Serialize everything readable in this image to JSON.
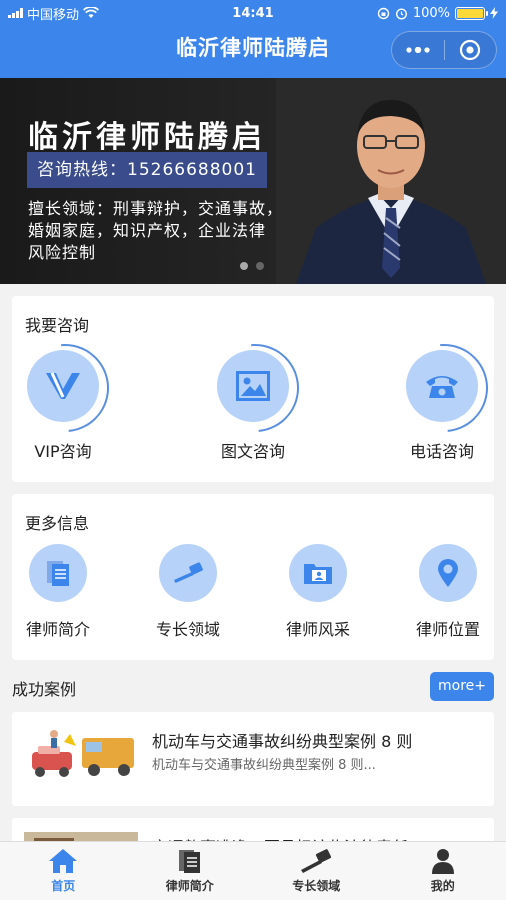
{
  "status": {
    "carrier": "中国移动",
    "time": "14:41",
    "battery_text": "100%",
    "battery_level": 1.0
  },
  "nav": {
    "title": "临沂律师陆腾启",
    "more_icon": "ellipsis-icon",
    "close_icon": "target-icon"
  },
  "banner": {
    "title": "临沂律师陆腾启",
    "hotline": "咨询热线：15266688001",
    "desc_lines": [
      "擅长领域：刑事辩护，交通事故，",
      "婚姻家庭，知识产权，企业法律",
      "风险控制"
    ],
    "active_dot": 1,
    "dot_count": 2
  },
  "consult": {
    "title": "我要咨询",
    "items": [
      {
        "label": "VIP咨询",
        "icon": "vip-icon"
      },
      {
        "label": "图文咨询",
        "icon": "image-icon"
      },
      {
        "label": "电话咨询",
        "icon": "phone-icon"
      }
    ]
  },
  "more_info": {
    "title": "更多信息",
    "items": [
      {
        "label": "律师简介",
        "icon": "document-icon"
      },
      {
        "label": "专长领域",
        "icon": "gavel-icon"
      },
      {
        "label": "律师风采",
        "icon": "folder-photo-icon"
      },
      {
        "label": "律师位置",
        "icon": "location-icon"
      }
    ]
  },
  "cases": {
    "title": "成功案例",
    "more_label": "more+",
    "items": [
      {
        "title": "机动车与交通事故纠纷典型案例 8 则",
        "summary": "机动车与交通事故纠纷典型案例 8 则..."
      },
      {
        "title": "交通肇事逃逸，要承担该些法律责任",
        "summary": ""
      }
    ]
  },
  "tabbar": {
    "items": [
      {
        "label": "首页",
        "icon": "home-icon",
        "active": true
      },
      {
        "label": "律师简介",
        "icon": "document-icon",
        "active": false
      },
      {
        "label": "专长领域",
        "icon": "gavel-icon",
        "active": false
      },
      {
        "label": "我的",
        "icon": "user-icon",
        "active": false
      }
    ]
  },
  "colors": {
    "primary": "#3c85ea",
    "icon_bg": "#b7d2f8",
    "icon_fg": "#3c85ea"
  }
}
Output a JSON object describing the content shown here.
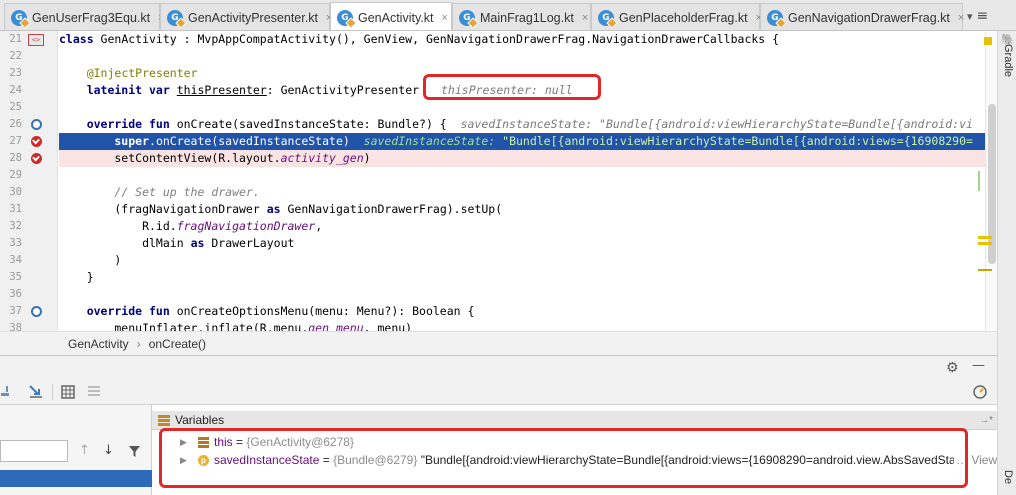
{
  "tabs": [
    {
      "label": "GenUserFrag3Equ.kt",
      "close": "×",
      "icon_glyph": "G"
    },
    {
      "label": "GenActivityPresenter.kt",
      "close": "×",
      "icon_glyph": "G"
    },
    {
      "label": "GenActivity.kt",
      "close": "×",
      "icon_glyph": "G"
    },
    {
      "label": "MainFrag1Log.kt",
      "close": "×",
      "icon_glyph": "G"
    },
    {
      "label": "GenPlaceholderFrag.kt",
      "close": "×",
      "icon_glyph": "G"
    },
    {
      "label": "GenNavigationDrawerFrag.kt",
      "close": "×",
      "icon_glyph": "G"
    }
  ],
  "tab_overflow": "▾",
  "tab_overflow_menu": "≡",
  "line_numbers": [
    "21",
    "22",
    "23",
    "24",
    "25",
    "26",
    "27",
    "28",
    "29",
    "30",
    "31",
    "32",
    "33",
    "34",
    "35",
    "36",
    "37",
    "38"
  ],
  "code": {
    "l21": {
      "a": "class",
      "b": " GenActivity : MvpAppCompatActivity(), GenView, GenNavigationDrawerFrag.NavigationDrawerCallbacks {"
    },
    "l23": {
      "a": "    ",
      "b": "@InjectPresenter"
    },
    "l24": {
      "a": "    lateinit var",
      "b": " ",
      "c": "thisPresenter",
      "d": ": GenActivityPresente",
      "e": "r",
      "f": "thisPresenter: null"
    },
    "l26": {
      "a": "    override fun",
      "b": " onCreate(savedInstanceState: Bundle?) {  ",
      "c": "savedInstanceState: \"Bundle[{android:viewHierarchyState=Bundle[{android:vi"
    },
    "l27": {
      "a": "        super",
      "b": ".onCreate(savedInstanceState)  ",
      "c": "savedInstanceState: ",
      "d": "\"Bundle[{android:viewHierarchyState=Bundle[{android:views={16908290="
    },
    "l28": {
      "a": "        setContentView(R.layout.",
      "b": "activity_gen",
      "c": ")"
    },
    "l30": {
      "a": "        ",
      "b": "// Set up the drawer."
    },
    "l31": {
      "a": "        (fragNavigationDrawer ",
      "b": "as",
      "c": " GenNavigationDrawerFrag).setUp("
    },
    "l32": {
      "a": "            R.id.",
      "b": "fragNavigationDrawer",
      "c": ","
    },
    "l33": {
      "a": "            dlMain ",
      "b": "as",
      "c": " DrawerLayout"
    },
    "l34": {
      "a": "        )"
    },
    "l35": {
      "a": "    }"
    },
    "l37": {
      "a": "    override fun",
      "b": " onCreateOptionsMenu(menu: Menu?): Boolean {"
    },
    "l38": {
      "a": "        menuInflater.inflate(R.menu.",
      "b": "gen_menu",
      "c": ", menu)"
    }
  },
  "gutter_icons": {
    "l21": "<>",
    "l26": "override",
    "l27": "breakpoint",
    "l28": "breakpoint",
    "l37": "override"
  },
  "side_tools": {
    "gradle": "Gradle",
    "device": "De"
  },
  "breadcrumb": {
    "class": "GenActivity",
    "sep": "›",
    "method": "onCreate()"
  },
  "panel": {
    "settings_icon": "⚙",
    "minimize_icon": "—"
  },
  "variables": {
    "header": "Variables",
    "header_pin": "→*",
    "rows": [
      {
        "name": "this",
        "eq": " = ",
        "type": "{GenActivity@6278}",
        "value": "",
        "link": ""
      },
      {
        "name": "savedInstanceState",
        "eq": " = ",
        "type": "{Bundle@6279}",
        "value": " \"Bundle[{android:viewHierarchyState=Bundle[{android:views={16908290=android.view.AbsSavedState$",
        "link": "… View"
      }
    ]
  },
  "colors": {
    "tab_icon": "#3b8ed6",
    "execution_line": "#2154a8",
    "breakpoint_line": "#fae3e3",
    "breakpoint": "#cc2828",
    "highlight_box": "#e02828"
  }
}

* * *

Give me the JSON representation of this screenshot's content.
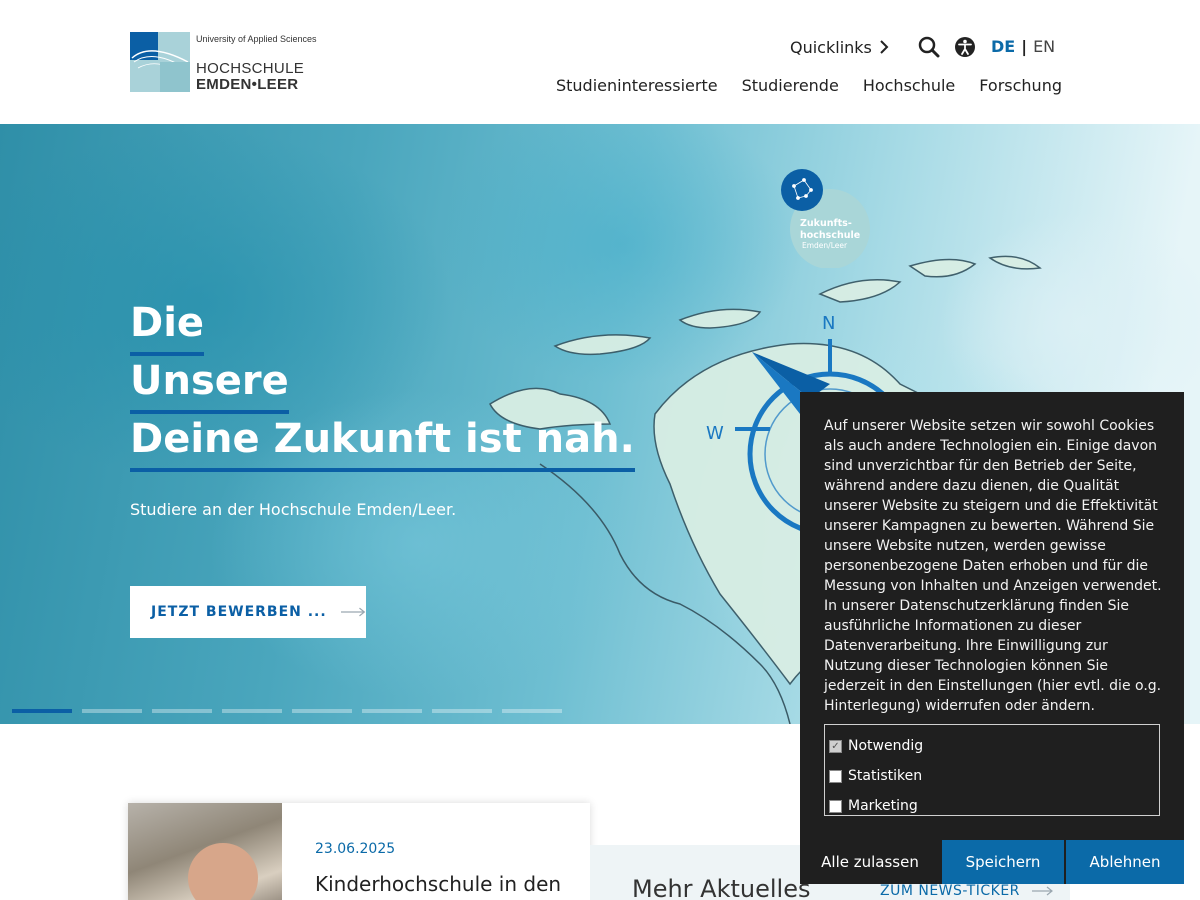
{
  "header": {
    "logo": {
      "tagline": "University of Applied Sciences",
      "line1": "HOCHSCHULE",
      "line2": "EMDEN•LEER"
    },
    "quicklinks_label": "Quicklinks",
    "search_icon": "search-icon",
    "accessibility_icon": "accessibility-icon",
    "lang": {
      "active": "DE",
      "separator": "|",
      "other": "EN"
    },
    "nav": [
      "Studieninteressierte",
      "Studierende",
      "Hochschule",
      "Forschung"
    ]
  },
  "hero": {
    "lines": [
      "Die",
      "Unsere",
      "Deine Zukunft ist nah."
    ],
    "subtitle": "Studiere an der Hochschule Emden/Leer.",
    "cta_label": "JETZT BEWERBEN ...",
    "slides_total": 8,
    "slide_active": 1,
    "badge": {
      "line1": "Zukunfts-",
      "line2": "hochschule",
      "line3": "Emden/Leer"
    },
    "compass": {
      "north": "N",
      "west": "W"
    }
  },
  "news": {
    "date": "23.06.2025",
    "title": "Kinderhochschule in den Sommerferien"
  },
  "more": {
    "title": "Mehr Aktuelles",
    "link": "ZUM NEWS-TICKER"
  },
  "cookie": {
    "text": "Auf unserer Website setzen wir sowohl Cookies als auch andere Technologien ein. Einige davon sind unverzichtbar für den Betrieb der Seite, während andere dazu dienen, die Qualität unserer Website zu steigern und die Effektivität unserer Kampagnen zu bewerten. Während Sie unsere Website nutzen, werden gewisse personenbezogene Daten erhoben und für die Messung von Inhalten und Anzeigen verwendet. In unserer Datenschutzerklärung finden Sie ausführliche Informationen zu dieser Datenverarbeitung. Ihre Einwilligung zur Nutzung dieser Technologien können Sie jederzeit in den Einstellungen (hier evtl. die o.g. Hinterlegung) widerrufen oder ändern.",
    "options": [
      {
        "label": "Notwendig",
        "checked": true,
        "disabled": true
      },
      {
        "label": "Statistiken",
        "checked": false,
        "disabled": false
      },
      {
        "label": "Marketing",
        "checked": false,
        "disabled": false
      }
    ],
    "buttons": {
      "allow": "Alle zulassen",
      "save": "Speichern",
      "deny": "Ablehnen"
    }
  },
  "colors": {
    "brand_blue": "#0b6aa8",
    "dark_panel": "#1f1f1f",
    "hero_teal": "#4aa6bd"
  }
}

● **Problem**
Search the listing for the word "savedInstanceState". Copy every line in which it occurs.

● **Reply**
      "b": " onCreate(savedInstanceState: Bundle?) {  ",
      "c": "savedInstanceState: \"Bundle[{android:viewHierarchyState=Bundle[{android:vi"
      "b": ".onCreate(savedInstanceState)  ",
      "c": "savedInstanceState: ",
        "name": "savedInstanceState",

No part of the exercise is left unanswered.